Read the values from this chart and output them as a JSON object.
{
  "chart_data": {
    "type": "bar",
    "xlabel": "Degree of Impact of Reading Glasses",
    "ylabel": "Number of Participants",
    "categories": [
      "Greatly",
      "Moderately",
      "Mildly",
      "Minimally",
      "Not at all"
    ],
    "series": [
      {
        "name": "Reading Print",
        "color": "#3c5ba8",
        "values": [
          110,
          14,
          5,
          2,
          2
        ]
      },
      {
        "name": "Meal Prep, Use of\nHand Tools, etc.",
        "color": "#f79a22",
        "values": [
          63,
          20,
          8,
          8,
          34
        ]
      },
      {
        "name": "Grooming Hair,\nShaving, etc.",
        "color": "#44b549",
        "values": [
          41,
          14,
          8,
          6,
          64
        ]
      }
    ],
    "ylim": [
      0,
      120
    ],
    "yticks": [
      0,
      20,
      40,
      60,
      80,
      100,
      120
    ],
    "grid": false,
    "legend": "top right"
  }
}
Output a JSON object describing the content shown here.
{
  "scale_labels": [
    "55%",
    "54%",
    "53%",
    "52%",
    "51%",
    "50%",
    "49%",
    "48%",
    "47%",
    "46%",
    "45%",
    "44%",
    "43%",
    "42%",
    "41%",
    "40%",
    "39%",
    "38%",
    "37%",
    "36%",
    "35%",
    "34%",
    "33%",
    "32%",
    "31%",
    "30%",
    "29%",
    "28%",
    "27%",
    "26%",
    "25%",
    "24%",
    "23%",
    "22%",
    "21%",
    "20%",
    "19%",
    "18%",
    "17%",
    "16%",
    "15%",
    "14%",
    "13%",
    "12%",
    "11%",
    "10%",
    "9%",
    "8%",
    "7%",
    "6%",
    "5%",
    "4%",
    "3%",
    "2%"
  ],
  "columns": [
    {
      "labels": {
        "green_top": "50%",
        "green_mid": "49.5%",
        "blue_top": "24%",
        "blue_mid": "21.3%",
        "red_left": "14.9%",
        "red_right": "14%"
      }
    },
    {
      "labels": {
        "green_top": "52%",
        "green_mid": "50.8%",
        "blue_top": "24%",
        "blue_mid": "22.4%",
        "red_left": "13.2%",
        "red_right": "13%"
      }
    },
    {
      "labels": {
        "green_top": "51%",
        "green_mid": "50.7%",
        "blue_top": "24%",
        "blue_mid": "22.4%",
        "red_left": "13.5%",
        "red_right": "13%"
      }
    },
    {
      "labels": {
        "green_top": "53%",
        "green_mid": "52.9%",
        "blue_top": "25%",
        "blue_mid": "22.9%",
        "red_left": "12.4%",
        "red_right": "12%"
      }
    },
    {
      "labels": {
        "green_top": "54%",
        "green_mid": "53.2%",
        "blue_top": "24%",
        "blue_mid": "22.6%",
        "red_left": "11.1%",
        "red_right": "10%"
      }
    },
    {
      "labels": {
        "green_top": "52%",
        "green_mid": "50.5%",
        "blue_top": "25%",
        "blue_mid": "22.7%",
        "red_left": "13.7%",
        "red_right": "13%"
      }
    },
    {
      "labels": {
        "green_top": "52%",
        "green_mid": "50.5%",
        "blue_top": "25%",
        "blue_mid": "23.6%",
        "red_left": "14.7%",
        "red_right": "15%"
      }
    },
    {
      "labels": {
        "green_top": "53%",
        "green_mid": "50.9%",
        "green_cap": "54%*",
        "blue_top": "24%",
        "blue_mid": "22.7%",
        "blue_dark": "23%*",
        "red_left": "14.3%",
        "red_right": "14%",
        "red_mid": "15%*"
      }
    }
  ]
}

### Set task
In how many lines of the data does the string "name" appear? Give only the number.

### Exercise result
3